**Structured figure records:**
□ □ □

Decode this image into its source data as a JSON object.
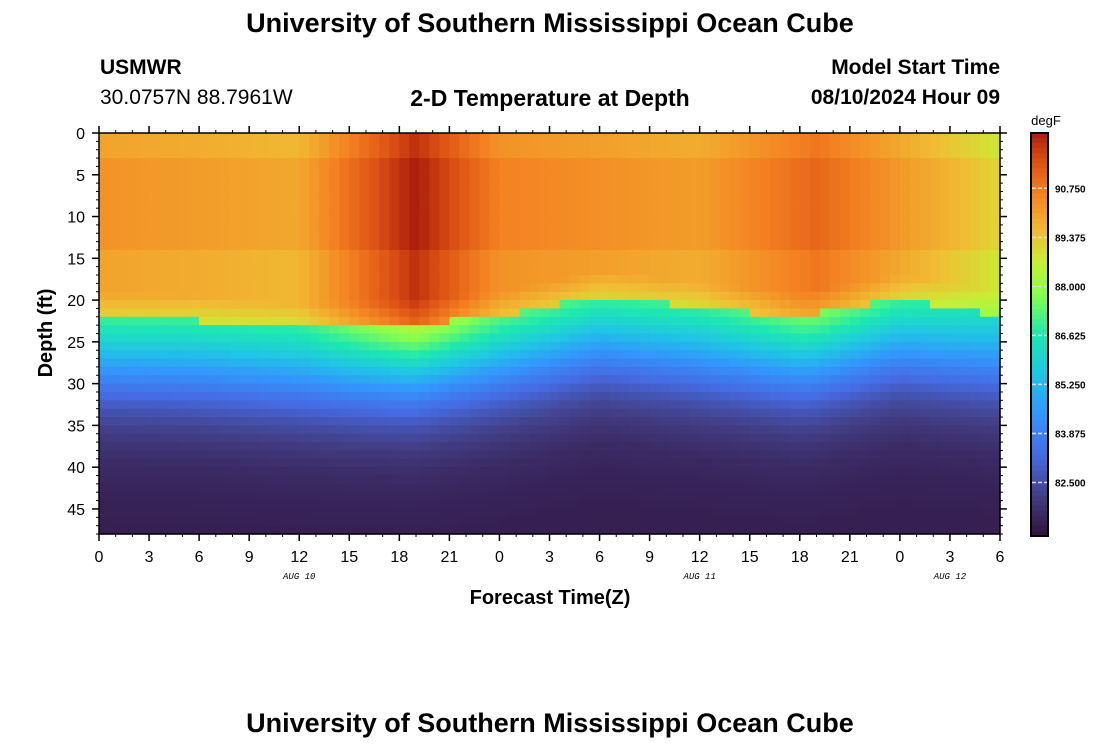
{
  "header": {
    "title": "University of Southern Mississippi Ocean Cube",
    "station_id": "USMWR",
    "coordinates": "30.0757N  88.7961W",
    "subtitle": "2-D Temperature at Depth",
    "model_start_label": "Model Start Time",
    "model_start_value": "08/10/2024 Hour 09"
  },
  "footer": {
    "title": "University of Southern Mississippi Ocean Cube"
  },
  "colors": {
    "hot": "#c0271a",
    "mid": "#a4ff2f",
    "cold": "#31194a"
  },
  "chart_data": {
    "type": "heatmap",
    "title": "2-D Temperature at Depth",
    "xlabel": "Forecast Time(Z)",
    "ylabel": "Depth (ft)",
    "x_range_hours_from_aug10_00z": [
      0,
      54
    ],
    "x_tick_labels": [
      "0",
      "3",
      "6",
      "9",
      "12",
      "15",
      "18",
      "21",
      "0",
      "3",
      "6",
      "9",
      "12",
      "15",
      "18",
      "21",
      "0",
      "3",
      "6"
    ],
    "date_labels": [
      {
        "label": "AUG 10",
        "hour": 12
      },
      {
        "label": "AUG 11",
        "hour": 36
      },
      {
        "label": "AUG 12",
        "hour": 51
      }
    ],
    "ylim": [
      0,
      48
    ],
    "y_ticks": [
      0,
      5,
      10,
      15,
      20,
      25,
      30,
      35,
      40,
      45
    ],
    "colorbar": {
      "units": "degF",
      "range": [
        81.0,
        92.3
      ],
      "tick_labels": [
        "90.750",
        "89.375",
        "88.000",
        "86.625",
        "85.250",
        "83.875",
        "82.500"
      ]
    },
    "thermocline_depth_ft": [
      {
        "hour": 0,
        "depth": 27
      },
      {
        "hour": 6,
        "depth": 27.5
      },
      {
        "hour": 12,
        "depth": 28.5
      },
      {
        "hour": 18,
        "depth": 28
      },
      {
        "hour": 24,
        "depth": 27
      },
      {
        "hour": 30,
        "depth": 24.5
      },
      {
        "hour": 36,
        "depth": 26
      },
      {
        "hour": 42,
        "depth": 27
      },
      {
        "hour": 48,
        "depth": 25
      },
      {
        "hour": 54,
        "depth": 27
      }
    ],
    "surface_temperature_degF": [
      {
        "hour": 0,
        "temp": 90.0
      },
      {
        "hour": 12,
        "temp": 89.6
      },
      {
        "hour": 19,
        "temp": 92.0
      },
      {
        "hour": 24,
        "temp": 90.3
      },
      {
        "hour": 36,
        "temp": 89.8
      },
      {
        "hour": 43,
        "temp": 90.8
      },
      {
        "hour": 54,
        "temp": 88.8
      }
    ],
    "bottom_temperature_degF": 81.3
  }
}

□ □ □

**Task to carry out:** Repeat the data exactly in full, omitting its pictures.

**Written response:**
Decode this image into its source data as a JSON object.
{
  "header": {
    "title": "University of Southern Mississippi Ocean Cube",
    "station_id": "USMWR",
    "coordinates": "30.0757N  88.7961W",
    "subtitle": "2-D Temperature at Depth",
    "model_start_label": "Model Start Time",
    "model_start_value": "08/10/2024 Hour 09"
  },
  "footer": {
    "title": "University of Southern Mississippi Ocean Cube"
  },
  "colors": {
    "hot": "#c0271a",
    "mid": "#a4ff2f",
    "cold": "#31194a"
  },
  "chart_data": {
    "type": "heatmap",
    "title": "2-D Temperature at Depth",
    "xlabel": "Forecast Time(Z)",
    "ylabel": "Depth (ft)",
    "x_range_hours_from_aug10_00z": [
      0,
      54
    ],
    "x_tick_labels": [
      "0",
      "3",
      "6",
      "9",
      "12",
      "15",
      "18",
      "21",
      "0",
      "3",
      "6",
      "9",
      "12",
      "15",
      "18",
      "21",
      "0",
      "3",
      "6"
    ],
    "date_labels": [
      {
        "label": "AUG 10",
        "hour": 12
      },
      {
        "label": "AUG 11",
        "hour": 36
      },
      {
        "label": "AUG 12",
        "hour": 51
      }
    ],
    "ylim": [
      0,
      48
    ],
    "y_ticks": [
      0,
      5,
      10,
      15,
      20,
      25,
      30,
      35,
      40,
      45
    ],
    "colorbar": {
      "units": "degF",
      "range": [
        81.0,
        92.3
      ],
      "tick_labels": [
        "90.750",
        "89.375",
        "88.000",
        "86.625",
        "85.250",
        "83.875",
        "82.500"
      ]
    },
    "thermocline_depth_ft": [
      {
        "hour": 0,
        "depth": 27
      },
      {
        "hour": 6,
        "depth": 27.5
      },
      {
        "hour": 12,
        "depth": 28.5
      },
      {
        "hour": 18,
        "depth": 28
      },
      {
        "hour": 24,
        "depth": 27
      },
      {
        "hour": 30,
        "depth": 24.5
      },
      {
        "hour": 36,
        "depth": 26
      },
      {
        "hour": 42,
        "depth": 27
      },
      {
        "hour": 48,
        "depth": 25
      },
      {
        "hour": 54,
        "depth": 27
      }
    ],
    "surface_temperature_degF": [
      {
        "hour": 0,
        "temp": 90.0
      },
      {
        "hour": 12,
        "temp": 89.6
      },
      {
        "hour": 19,
        "temp": 92.0
      },
      {
        "hour": 24,
        "temp": 90.3
      },
      {
        "hour": 36,
        "temp": 89.8
      },
      {
        "hour": 43,
        "temp": 90.8
      },
      {
        "hour": 54,
        "temp": 88.8
      }
    ],
    "bottom_temperature_degF": 81.3
  }
}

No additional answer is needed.